Extract the text of every entry below exactly; leave images out.

======== Material ========

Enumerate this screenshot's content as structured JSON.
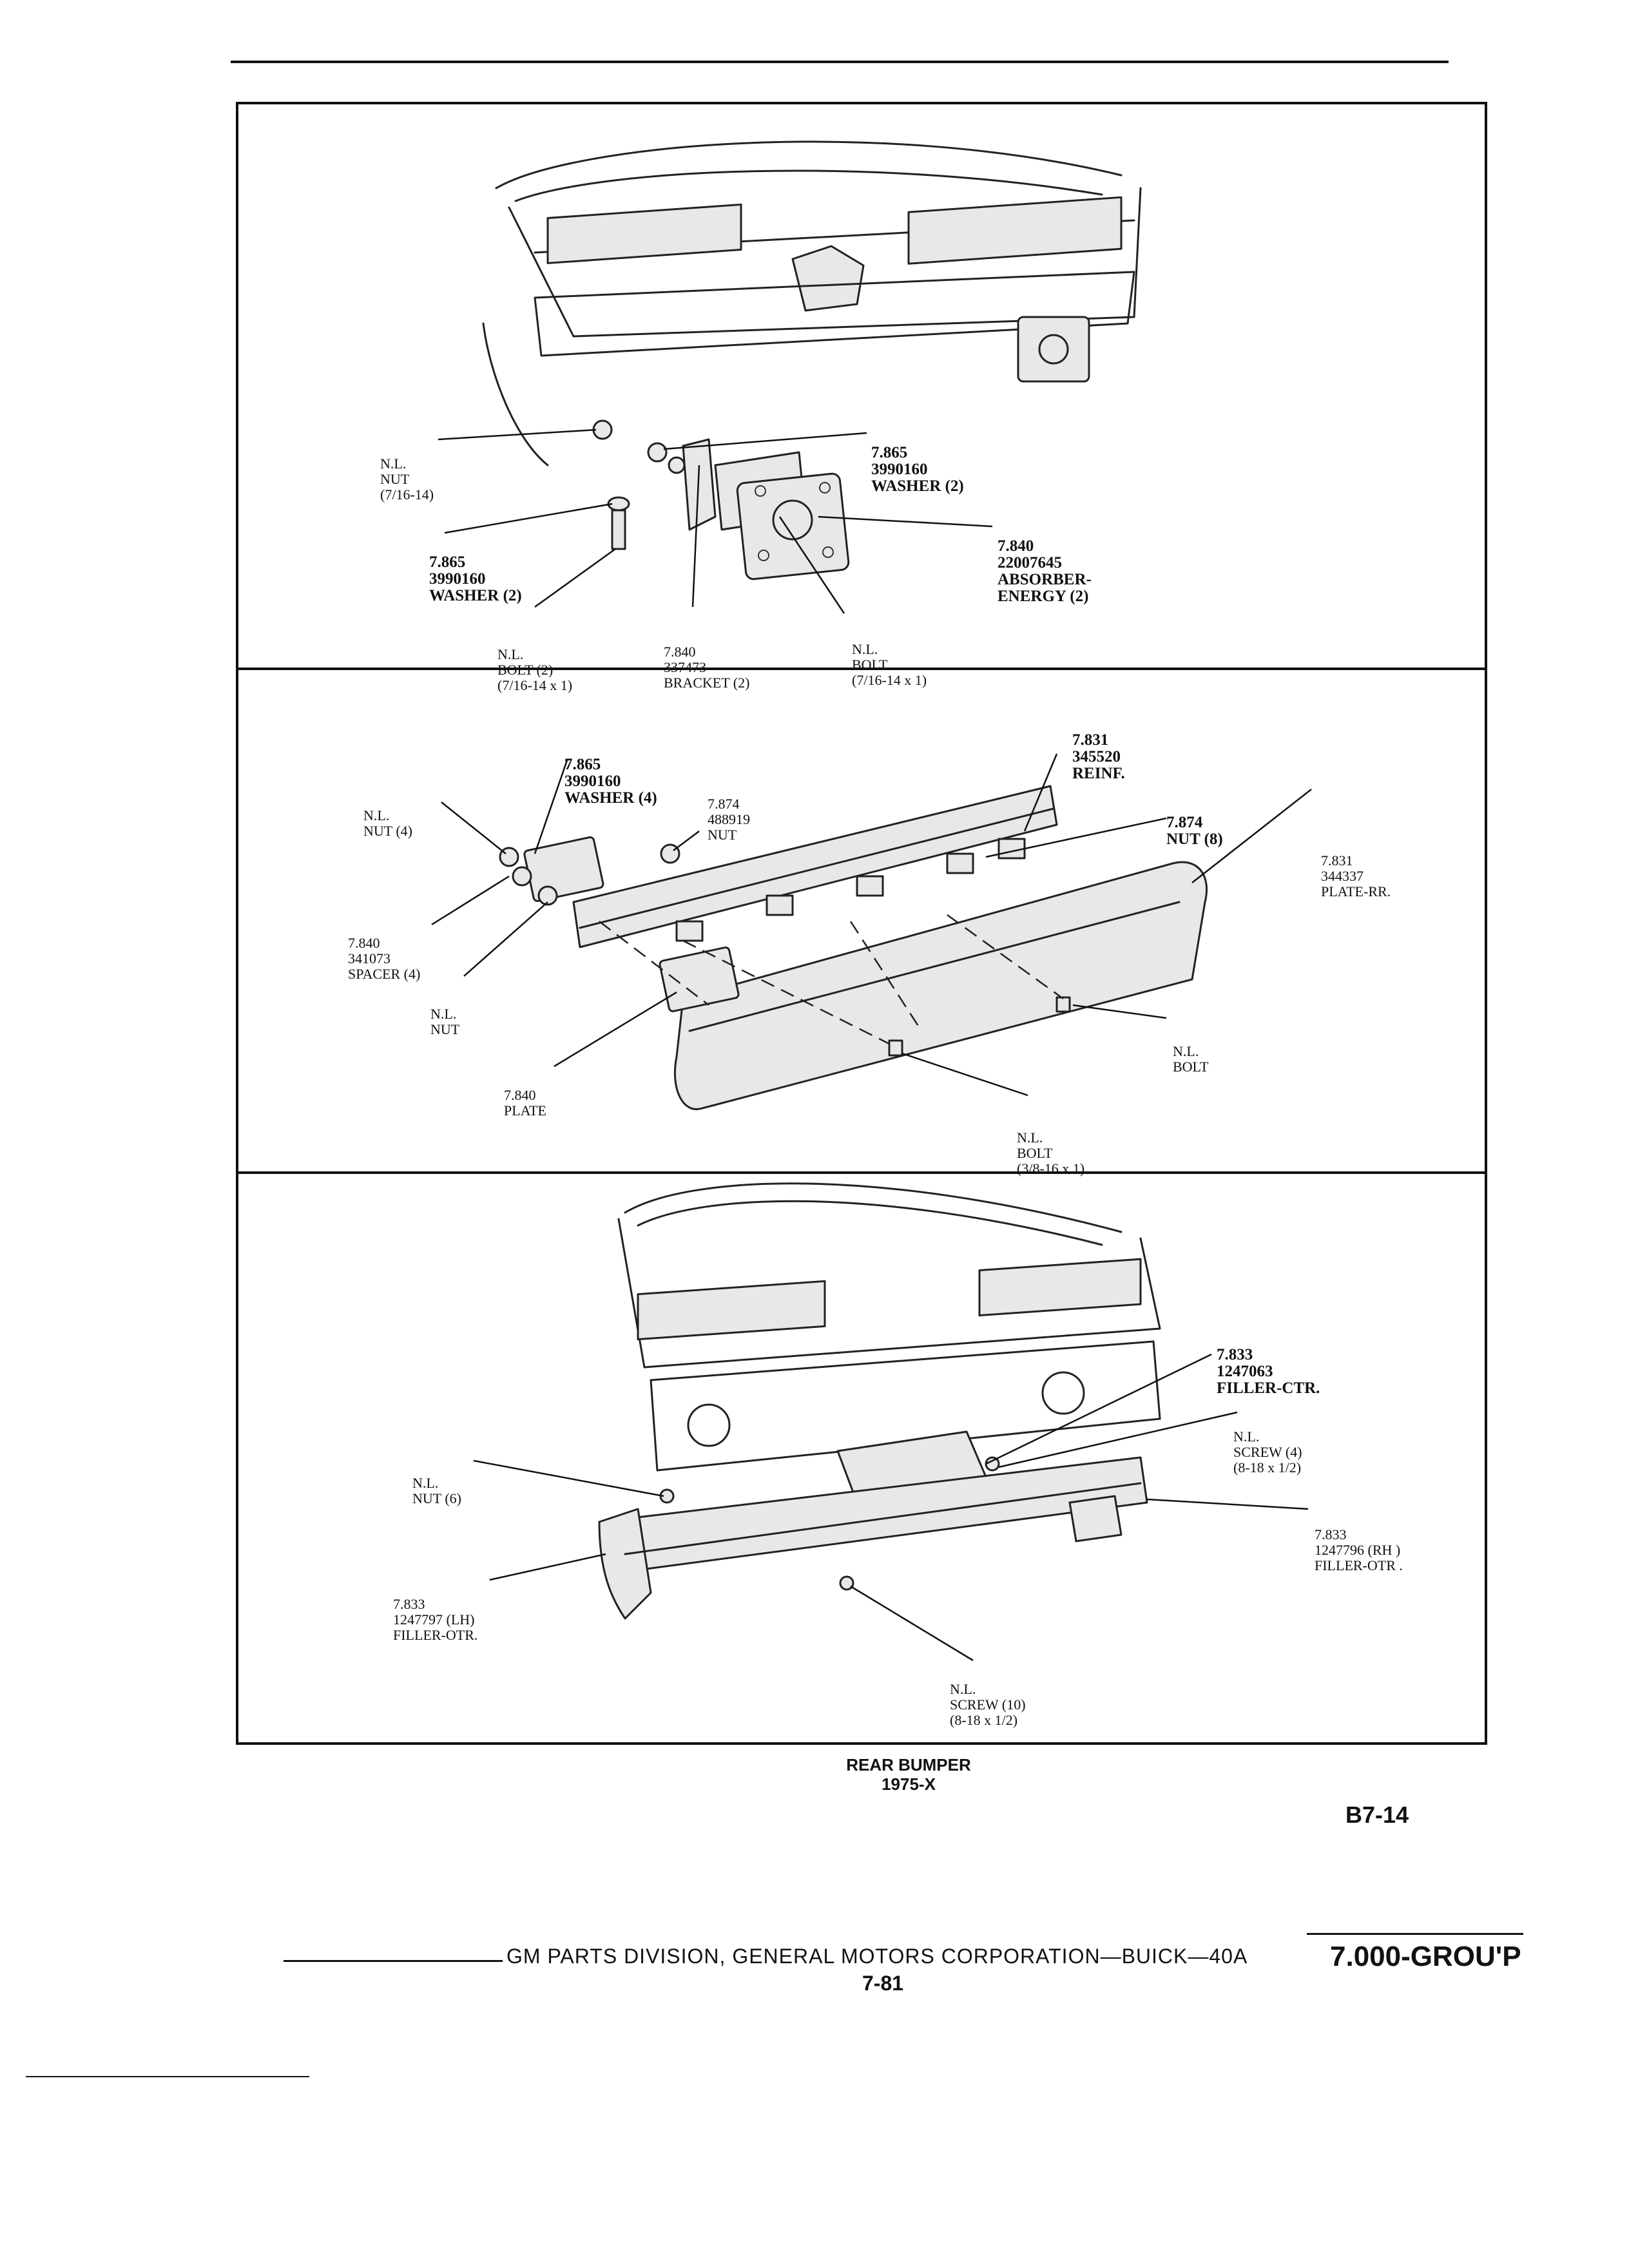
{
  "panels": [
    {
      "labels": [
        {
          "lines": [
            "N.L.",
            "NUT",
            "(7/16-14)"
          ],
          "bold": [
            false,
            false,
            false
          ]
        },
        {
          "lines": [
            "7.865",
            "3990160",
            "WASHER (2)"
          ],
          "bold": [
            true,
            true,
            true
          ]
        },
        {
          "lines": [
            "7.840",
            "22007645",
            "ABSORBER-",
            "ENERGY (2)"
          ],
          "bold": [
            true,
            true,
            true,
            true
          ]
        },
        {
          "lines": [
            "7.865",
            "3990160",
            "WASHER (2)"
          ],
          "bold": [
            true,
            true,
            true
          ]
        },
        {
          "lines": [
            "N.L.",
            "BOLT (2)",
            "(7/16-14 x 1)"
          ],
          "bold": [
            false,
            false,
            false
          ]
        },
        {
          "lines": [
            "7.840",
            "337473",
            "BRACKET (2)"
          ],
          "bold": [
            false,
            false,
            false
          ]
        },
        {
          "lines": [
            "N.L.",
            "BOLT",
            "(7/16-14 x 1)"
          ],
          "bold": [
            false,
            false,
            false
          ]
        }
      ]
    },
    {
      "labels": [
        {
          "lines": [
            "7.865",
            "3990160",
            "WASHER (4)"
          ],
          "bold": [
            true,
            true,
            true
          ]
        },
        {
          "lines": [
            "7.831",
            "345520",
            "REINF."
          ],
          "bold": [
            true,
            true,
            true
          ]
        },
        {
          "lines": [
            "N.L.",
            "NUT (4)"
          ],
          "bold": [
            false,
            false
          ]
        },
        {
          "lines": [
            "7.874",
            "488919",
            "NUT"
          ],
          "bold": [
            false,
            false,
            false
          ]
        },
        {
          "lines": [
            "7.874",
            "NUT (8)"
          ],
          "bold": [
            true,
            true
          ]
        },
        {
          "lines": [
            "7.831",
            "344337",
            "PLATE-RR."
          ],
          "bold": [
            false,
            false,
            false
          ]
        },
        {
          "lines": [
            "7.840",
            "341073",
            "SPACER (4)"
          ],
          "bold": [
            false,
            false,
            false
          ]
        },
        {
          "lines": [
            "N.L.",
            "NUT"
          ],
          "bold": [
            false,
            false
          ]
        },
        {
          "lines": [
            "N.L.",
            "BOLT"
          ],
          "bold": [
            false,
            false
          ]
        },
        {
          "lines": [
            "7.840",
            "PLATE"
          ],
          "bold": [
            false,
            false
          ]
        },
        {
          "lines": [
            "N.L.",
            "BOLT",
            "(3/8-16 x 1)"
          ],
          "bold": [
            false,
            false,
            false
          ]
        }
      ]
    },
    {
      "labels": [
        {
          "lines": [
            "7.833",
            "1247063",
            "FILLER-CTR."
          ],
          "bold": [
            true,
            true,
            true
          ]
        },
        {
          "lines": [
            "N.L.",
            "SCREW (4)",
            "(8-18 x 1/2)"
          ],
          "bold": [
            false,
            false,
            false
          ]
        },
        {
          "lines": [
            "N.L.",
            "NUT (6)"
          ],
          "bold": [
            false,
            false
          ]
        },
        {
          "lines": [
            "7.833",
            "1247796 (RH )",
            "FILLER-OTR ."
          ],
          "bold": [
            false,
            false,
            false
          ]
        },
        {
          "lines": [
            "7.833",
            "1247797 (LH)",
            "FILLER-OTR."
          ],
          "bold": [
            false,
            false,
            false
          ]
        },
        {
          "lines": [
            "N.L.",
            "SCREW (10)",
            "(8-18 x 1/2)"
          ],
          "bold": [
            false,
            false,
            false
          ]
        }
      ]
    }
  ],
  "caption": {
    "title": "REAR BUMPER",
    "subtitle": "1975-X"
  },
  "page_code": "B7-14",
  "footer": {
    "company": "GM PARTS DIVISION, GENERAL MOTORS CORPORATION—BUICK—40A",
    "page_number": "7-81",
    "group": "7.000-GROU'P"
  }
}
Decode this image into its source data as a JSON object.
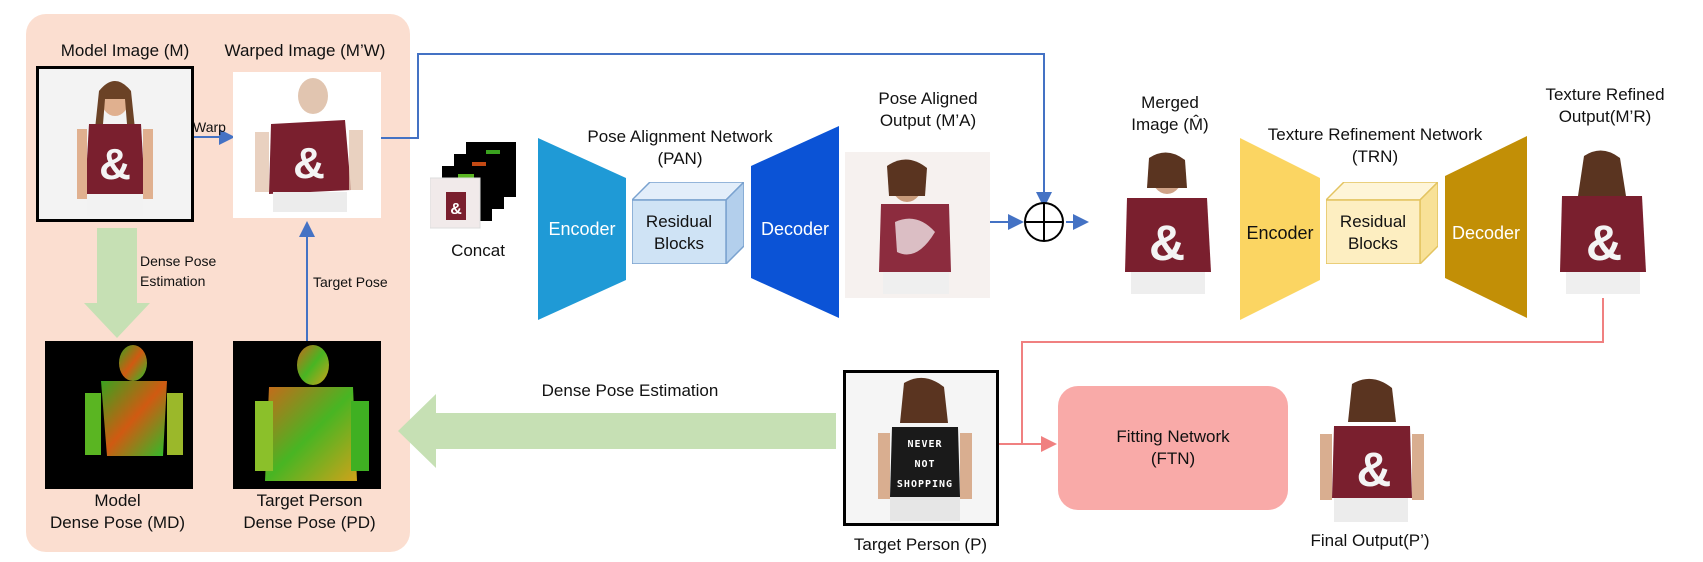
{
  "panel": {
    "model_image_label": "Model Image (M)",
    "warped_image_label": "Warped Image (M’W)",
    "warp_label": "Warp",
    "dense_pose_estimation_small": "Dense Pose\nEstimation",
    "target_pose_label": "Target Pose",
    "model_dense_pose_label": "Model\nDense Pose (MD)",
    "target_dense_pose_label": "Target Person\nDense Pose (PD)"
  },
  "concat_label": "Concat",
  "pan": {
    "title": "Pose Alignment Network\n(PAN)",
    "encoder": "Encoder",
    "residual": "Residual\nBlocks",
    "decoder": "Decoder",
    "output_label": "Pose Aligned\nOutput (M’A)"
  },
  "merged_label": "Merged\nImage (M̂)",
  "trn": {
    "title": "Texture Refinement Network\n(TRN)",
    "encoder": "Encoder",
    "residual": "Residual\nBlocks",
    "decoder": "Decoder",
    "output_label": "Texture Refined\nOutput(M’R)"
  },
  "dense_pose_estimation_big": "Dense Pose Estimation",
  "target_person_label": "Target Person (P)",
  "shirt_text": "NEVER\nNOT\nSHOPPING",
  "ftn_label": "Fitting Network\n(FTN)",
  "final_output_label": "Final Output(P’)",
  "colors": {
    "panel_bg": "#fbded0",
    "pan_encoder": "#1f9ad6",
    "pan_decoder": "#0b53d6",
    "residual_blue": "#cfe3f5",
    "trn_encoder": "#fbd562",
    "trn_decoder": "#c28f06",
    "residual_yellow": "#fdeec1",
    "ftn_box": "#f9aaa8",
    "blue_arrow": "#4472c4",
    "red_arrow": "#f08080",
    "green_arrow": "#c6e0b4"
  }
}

========

--- Result for this exercise ---
Enumerate this screenshot's content as structured JSON.
{
  "panels": [
    {
      "labels": [
        {
          "lines": [
            "N.L.",
            "NUT",
            "(7/16-14)"
          ],
          "bold": [
            false,
            false,
            false
          ]
        },
        {
          "lines": [
            "7.865",
            "3990160",
            "WASHER (2)"
          ],
          "bold": [
            true,
            true,
            true
          ]
        },
        {
          "lines": [
            "7.840",
            "22007645",
            "ABSORBER-",
            "ENERGY (2)"
          ],
          "bold": [
            true,
            true,
            true,
            true
          ]
        },
        {
          "lines": [
            "7.865",
            "3990160",
            "WASHER (2)"
          ],
          "bold": [
            true,
            true,
            true
          ]
        },
        {
          "lines": [
            "N.L.",
            "BOLT (2)",
            "(7/16-14 x 1)"
          ],
          "bold": [
            false,
            false,
            false
          ]
        },
        {
          "lines": [
            "7.840",
            "337473",
            "BRACKET (2)"
          ],
          "bold": [
            false,
            false,
            false
          ]
        },
        {
          "lines": [
            "N.L.",
            "BOLT",
            "(7/16-14 x 1)"
          ],
          "bold": [
            false,
            false,
            false
          ]
        }
      ]
    },
    {
      "labels": [
        {
          "lines": [
            "7.865",
            "3990160",
            "WASHER (4)"
          ],
          "bold": [
            true,
            true,
            true
          ]
        },
        {
          "lines": [
            "7.831",
            "345520",
            "REINF."
          ],
          "bold": [
            true,
            true,
            true
          ]
        },
        {
          "lines": [
            "N.L.",
            "NUT (4)"
          ],
          "bold": [
            false,
            false
          ]
        },
        {
          "lines": [
            "7.874",
            "488919",
            "NUT"
          ],
          "bold": [
            false,
            false,
            false
          ]
        },
        {
          "lines": [
            "7.874",
            "NUT (8)"
          ],
          "bold": [
            true,
            true
          ]
        },
        {
          "lines": [
            "7.831",
            "344337",
            "PLATE-RR."
          ],
          "bold": [
            false,
            false,
            false
          ]
        },
        {
          "lines": [
            "7.840",
            "341073",
            "SPACER (4)"
          ],
          "bold": [
            false,
            false,
            false
          ]
        },
        {
          "lines": [
            "N.L.",
            "NUT"
          ],
          "bold": [
            false,
            false
          ]
        },
        {
          "lines": [
            "N.L.",
            "BOLT"
          ],
          "bold": [
            false,
            false
          ]
        },
        {
          "lines": [
            "7.840",
            "PLATE"
          ],
          "bold": [
            false,
            false
          ]
        },
        {
          "lines": [
            "N.L.",
            "BOLT",
            "(3/8-16 x 1)"
          ],
          "bold": [
            false,
            false,
            false
          ]
        }
      ]
    },
    {
      "labels": [
        {
          "lines": [
            "7.833",
            "1247063",
            "FILLER-CTR."
          ],
          "bold": [
            true,
            true,
            true
          ]
        },
        {
          "lines": [
            "N.L.",
            "SCREW (4)",
            "(8-18 x 1/2)"
          ],
          "bold": [
            false,
            false,
            false
          ]
        },
        {
          "lines": [
            "N.L.",
            "NUT (6)"
          ],
          "bold": [
            false,
            false
          ]
        },
        {
          "lines": [
            "7.833",
            "1247796 (RH )",
            "FILLER-OTR ."
          ],
          "bold": [
            false,
            false,
            false
          ]
        },
        {
          "lines": [
            "7.833",
            "1247797 (LH)",
            "FILLER-OTR."
          ],
          "bold": [
            false,
            false,
            false
          ]
        },
        {
          "lines": [
            "N.L.",
            "SCREW (10)",
            "(8-18 x 1/2)"
          ],
          "bold": [
            false,
            false,
            false
          ]
        }
      ]
    }
  ],
  "caption": {
    "title": "REAR BUMPER",
    "subtitle": "1975-X"
  },
  "page_code": "B7-14",
  "footer": {
    "company": "GM PARTS DIVISION, GENERAL MOTORS CORPORATION—BUICK—40A",
    "page_number": "7-81",
    "group": "7.000-GROU'P"
  }
}
Decode this image into its source data as a JSON object.
{
  "panel": {
    "model_image_label": "Model Image (M)",
    "warped_image_label": "Warped Image (M’W)",
    "warp_label": "Warp",
    "dense_pose_estimation_small": "Dense Pose\nEstimation",
    "target_pose_label": "Target Pose",
    "model_dense_pose_label": "Model\nDense Pose (MD)",
    "target_dense_pose_label": "Target Person\nDense Pose (PD)"
  },
  "concat_label": "Concat",
  "pan": {
    "title": "Pose Alignment Network\n(PAN)",
    "encoder": "Encoder",
    "residual": "Residual\nBlocks",
    "decoder": "Decoder",
    "output_label": "Pose Aligned\nOutput (M’A)"
  },
  "merged_label": "Merged\nImage (M̂)",
  "trn": {
    "title": "Texture Refinement Network\n(TRN)",
    "encoder": "Encoder",
    "residual": "Residual\nBlocks",
    "decoder": "Decoder",
    "output_label": "Texture Refined\nOutput(M’R)"
  },
  "dense_pose_estimation_big": "Dense Pose Estimation",
  "target_person_label": "Target Person (P)",
  "shirt_text": "NEVER\nNOT\nSHOPPING",
  "ftn_label": "Fitting Network\n(FTN)",
  "final_output_label": "Final Output(P’)",
  "colors": {
    "panel_bg": "#fbded0",
    "pan_encoder": "#1f9ad6",
    "pan_decoder": "#0b53d6",
    "residual_blue": "#cfe3f5",
    "trn_encoder": "#fbd562",
    "trn_decoder": "#c28f06",
    "residual_yellow": "#fdeec1",
    "ftn_box": "#f9aaa8",
    "blue_arrow": "#4472c4",
    "red_arrow": "#f08080",
    "green_arrow": "#c6e0b4"
  }
}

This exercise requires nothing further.